Goal of the exercise: What you return should match every record exactly, with the images removed.

The records:

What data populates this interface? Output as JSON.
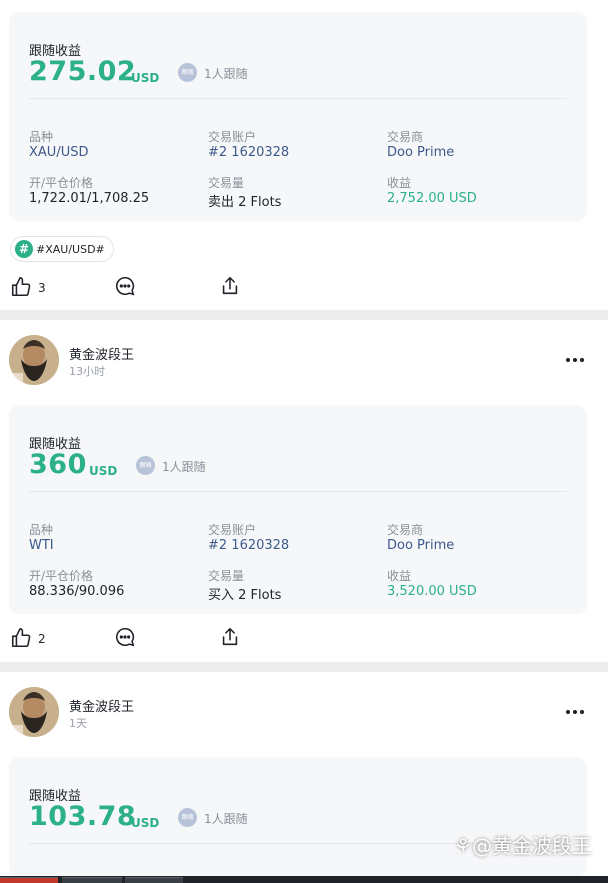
{
  "posts": [
    {
      "card": {
        "label": "跟随收益",
        "amount": "275.02",
        "unit": "USD",
        "follow_badge": "跟随",
        "follow_text": "1人跟随",
        "fields": {
          "symbol_key": "品种",
          "symbol_val": "XAU/USD",
          "account_key": "交易账户",
          "account_val": "#2 1620328",
          "broker_key": "交易商",
          "broker_val": "Doo Prime",
          "price_key": "开/平仓价格",
          "price_val": "1,722.01/1,708.25",
          "volume_key": "交易量",
          "volume_val": "卖出 2 Flots",
          "profit_key": "收益",
          "profit_val": "2,752.00 USD"
        }
      },
      "tag": "#XAU/USD#",
      "likes": "3"
    },
    {
      "author": "黄金波段王",
      "time": "13小时",
      "card": {
        "label": "跟随收益",
        "amount": "360",
        "unit": "USD",
        "follow_badge": "跟随",
        "follow_text": "1人跟随",
        "fields": {
          "symbol_key": "品种",
          "symbol_val": "WTI",
          "account_key": "交易账户",
          "account_val": "#2 1620328",
          "broker_key": "交易商",
          "broker_val": "Doo Prime",
          "price_key": "开/平仓价格",
          "price_val": "88.336/90.096",
          "volume_key": "交易量",
          "volume_val": "买入 2 Flots",
          "profit_key": "收益",
          "profit_val": "3,520.00 USD"
        }
      },
      "likes": "2"
    },
    {
      "author": "黄金波段王",
      "time": "1天",
      "card": {
        "label": "跟随收益",
        "amount": "103.78",
        "unit": "USD",
        "follow_badge": "跟随",
        "follow_text": "1人跟随"
      }
    }
  ],
  "watermark": "@黄金波段王",
  "colors": {
    "accent_green": "#2bb08a",
    "link_blue": "#3d5a8a",
    "card_bg": "#f6f7f9"
  }
}
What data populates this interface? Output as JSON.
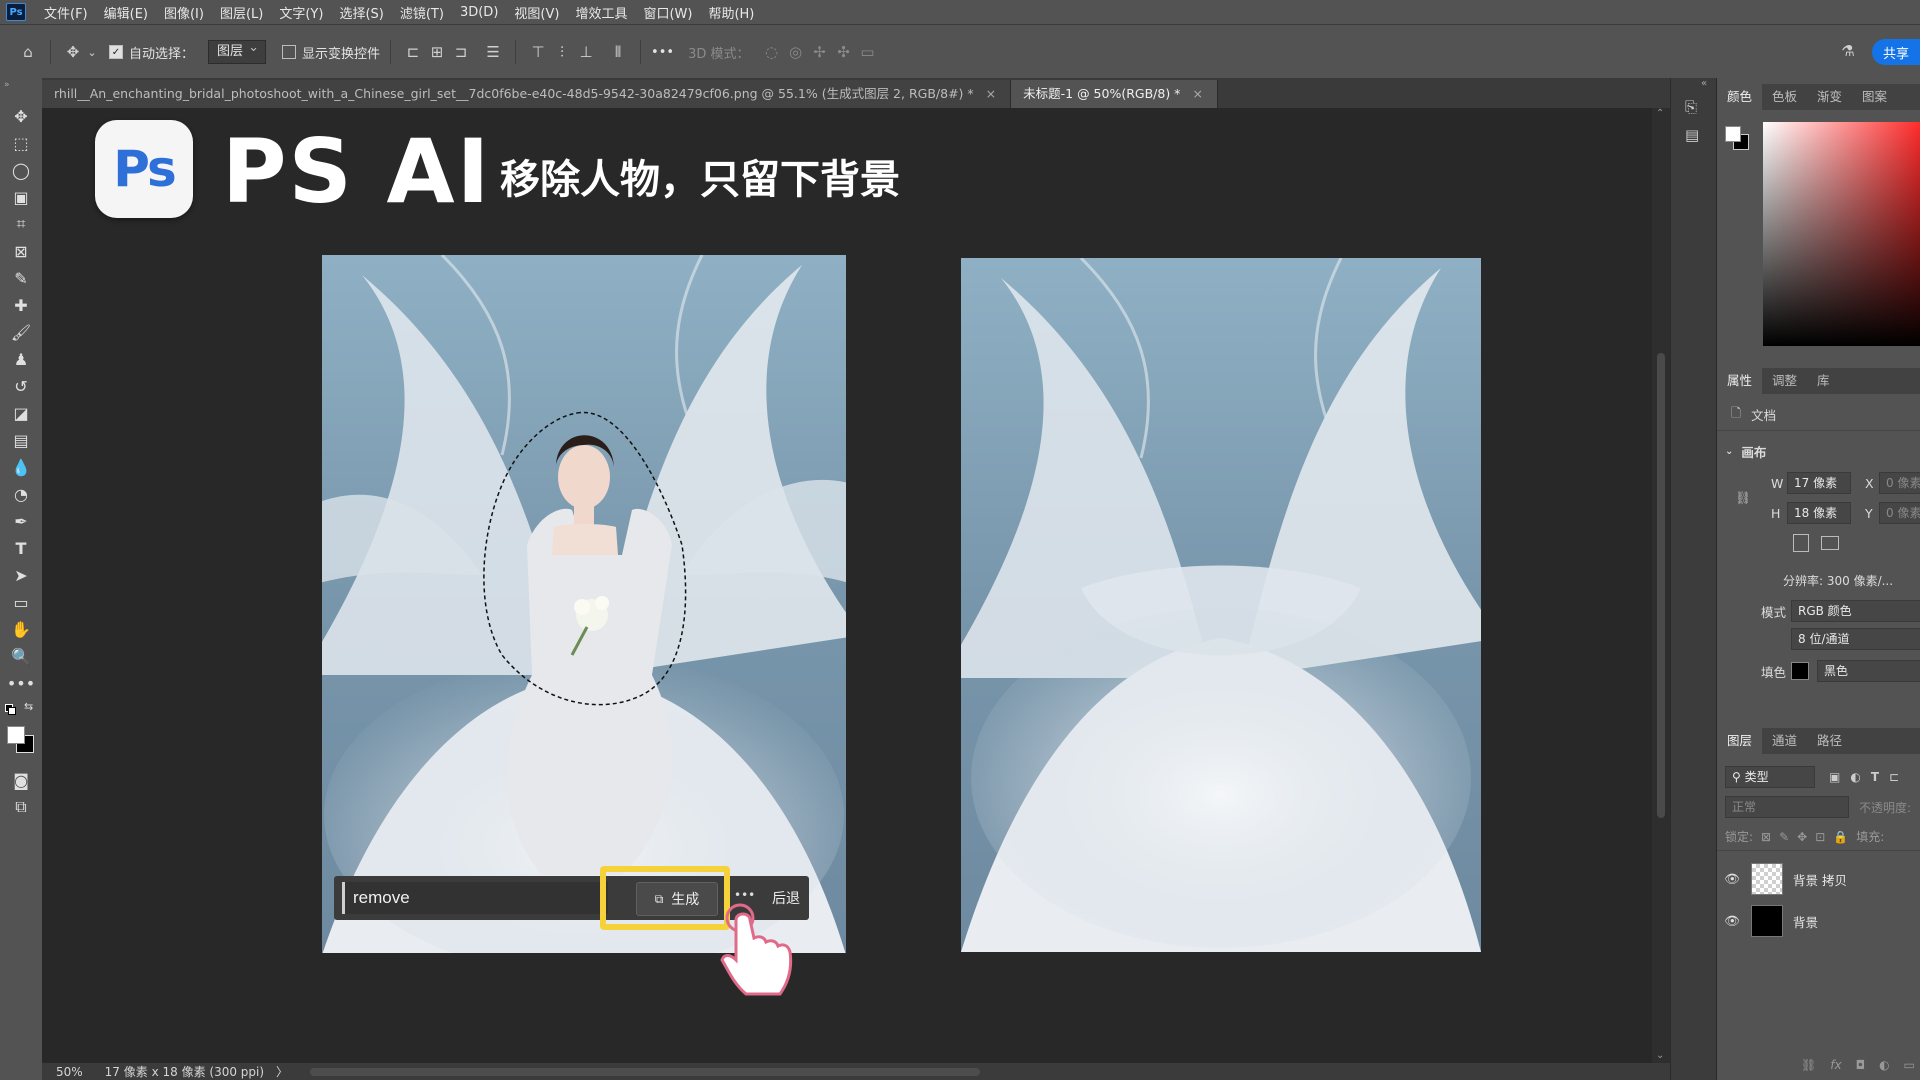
{
  "menubar": {
    "items": [
      "文件(F)",
      "编辑(E)",
      "图像(I)",
      "图层(L)",
      "文字(Y)",
      "选择(S)",
      "滤镜(T)",
      "3D(D)",
      "视图(V)",
      "增效工具",
      "窗口(W)",
      "帮助(H)"
    ],
    "app_icon": "Ps"
  },
  "options": {
    "auto_select_label": "自动选择：",
    "auto_select_target": "图层",
    "show_transform_label": "显示变换控件",
    "mode_3d_label": "3D 模式：",
    "more": "•••",
    "share_label": "共享"
  },
  "tabs": [
    {
      "label": "rhill__An_enchanting_bridal_photoshoot_with_a_Chinese_girl_set__7dc0f6be-e40c-48d5-9542-30a82479cf06.png @ 55.1% (生成式图层 2, RGB/8#) *",
      "close": "×"
    },
    {
      "label": "未标题-1 @ 50%(RGB/8) *",
      "close": "×"
    }
  ],
  "overlay": {
    "logo_text": "Ps",
    "title": "PS AI",
    "subtitle": "移除人物，只留下背景"
  },
  "generative_bar": {
    "prompt_value": "remove",
    "generate_label": "生成",
    "more": "•••",
    "back_label": "后退"
  },
  "status": {
    "zoom": "50%",
    "doc_info": "17 像素 x 18 像素 (300 ppi)",
    "arrow": "〉"
  },
  "color_panel": {
    "tabs": [
      "颜色",
      "色板",
      "渐变",
      "图案"
    ]
  },
  "properties_panel": {
    "tabs": [
      "属性",
      "调整",
      "库"
    ],
    "doc_label": "文档",
    "canvas_section": "画布",
    "w_label": "W",
    "w_value": "17 像素",
    "h_label": "H",
    "h_value": "18 像素",
    "x_label": "X",
    "x_value": "0 像素",
    "y_label": "Y",
    "y_value": "0 像素",
    "resolution": "分辨率: 300 像素/...",
    "mode_label": "模式",
    "mode_value": "RGB 颜色",
    "bit_value": "8 位/通道",
    "fill_label": "填色",
    "fill_value": "黑色"
  },
  "layers_panel": {
    "tabs": [
      "图层",
      "通道",
      "路径"
    ],
    "filter_label": "类型",
    "blend_mode": "正常",
    "opacity_label": "不透明度:",
    "lock_label": "锁定:",
    "fill_label": "填充:",
    "layers": [
      {
        "name": "背景 拷贝"
      },
      {
        "name": "背景"
      }
    ]
  },
  "colors": {
    "accent": "#1473e6",
    "highlight": "#f6d23a"
  }
}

Task solution:
What data populates this interface? Output as JSON.
{
  "posts": [
    {
      "card": {
        "label": "跟随收益",
        "amount": "275.02",
        "unit": "USD",
        "follow_badge": "跟随",
        "follow_text": "1人跟随",
        "fields": {
          "symbol_key": "品种",
          "symbol_val": "XAU/USD",
          "account_key": "交易账户",
          "account_val": "#2 1620328",
          "broker_key": "交易商",
          "broker_val": "Doo Prime",
          "price_key": "开/平仓价格",
          "price_val": "1,722.01/1,708.25",
          "volume_key": "交易量",
          "volume_val": "卖出 2 Flots",
          "profit_key": "收益",
          "profit_val": "2,752.00 USD"
        }
      },
      "tag": "#XAU/USD#",
      "likes": "3"
    },
    {
      "author": "黄金波段王",
      "time": "13小时",
      "card": {
        "label": "跟随收益",
        "amount": "360",
        "unit": "USD",
        "follow_badge": "跟随",
        "follow_text": "1人跟随",
        "fields": {
          "symbol_key": "品种",
          "symbol_val": "WTI",
          "account_key": "交易账户",
          "account_val": "#2 1620328",
          "broker_key": "交易商",
          "broker_val": "Doo Prime",
          "price_key": "开/平仓价格",
          "price_val": "88.336/90.096",
          "volume_key": "交易量",
          "volume_val": "买入 2 Flots",
          "profit_key": "收益",
          "profit_val": "3,520.00 USD"
        }
      },
      "likes": "2"
    },
    {
      "author": "黄金波段王",
      "time": "1天",
      "card": {
        "label": "跟随收益",
        "amount": "103.78",
        "unit": "USD",
        "follow_badge": "跟随",
        "follow_text": "1人跟随"
      }
    }
  ],
  "watermark": "@黄金波段王",
  "colors": {
    "accent_green": "#2bb08a",
    "link_blue": "#3d5a8a",
    "card_bg": "#f6f7f9"
  }
}
What data populates this interface? Output as JSON.
{
  "menubar": {
    "items": [
      "文件(F)",
      "编辑(E)",
      "图像(I)",
      "图层(L)",
      "文字(Y)",
      "选择(S)",
      "滤镜(T)",
      "3D(D)",
      "视图(V)",
      "增效工具",
      "窗口(W)",
      "帮助(H)"
    ],
    "app_icon": "Ps"
  },
  "options": {
    "auto_select_label": "自动选择：",
    "auto_select_target": "图层",
    "show_transform_label": "显示变换控件",
    "mode_3d_label": "3D 模式：",
    "more": "•••",
    "share_label": "共享"
  },
  "tabs": [
    {
      "label": "rhill__An_enchanting_bridal_photoshoot_with_a_Chinese_girl_set__7dc0f6be-e40c-48d5-9542-30a82479cf06.png @ 55.1% (生成式图层 2, RGB/8#) *",
      "close": "×"
    },
    {
      "label": "未标题-1 @ 50%(RGB/8) *",
      "close": "×"
    }
  ],
  "overlay": {
    "logo_text": "Ps",
    "title": "PS AI",
    "subtitle": "移除人物，只留下背景"
  },
  "generative_bar": {
    "prompt_value": "remove",
    "generate_label": "生成",
    "more": "•••",
    "back_label": "后退"
  },
  "status": {
    "zoom": "50%",
    "doc_info": "17 像素 x 18 像素 (300 ppi)",
    "arrow": "〉"
  },
  "color_panel": {
    "tabs": [
      "颜色",
      "色板",
      "渐变",
      "图案"
    ]
  },
  "properties_panel": {
    "tabs": [
      "属性",
      "调整",
      "库"
    ],
    "doc_label": "文档",
    "canvas_section": "画布",
    "w_label": "W",
    "w_value": "17 像素",
    "h_label": "H",
    "h_value": "18 像素",
    "x_label": "X",
    "x_value": "0 像素",
    "y_label": "Y",
    "y_value": "0 像素",
    "resolution": "分辨率: 300 像素/...",
    "mode_label": "模式",
    "mode_value": "RGB 颜色",
    "bit_value": "8 位/通道",
    "fill_label": "填色",
    "fill_value": "黑色"
  },
  "layers_panel": {
    "tabs": [
      "图层",
      "通道",
      "路径"
    ],
    "filter_label": "类型",
    "blend_mode": "正常",
    "opacity_label": "不透明度:",
    "lock_label": "锁定:",
    "fill_label": "填充:",
    "layers": [
      {
        "name": "背景 拷贝"
      },
      {
        "name": "背景"
      }
    ]
  },
  "colors": {
    "accent": "#1473e6",
    "highlight": "#f6d23a"
  }
}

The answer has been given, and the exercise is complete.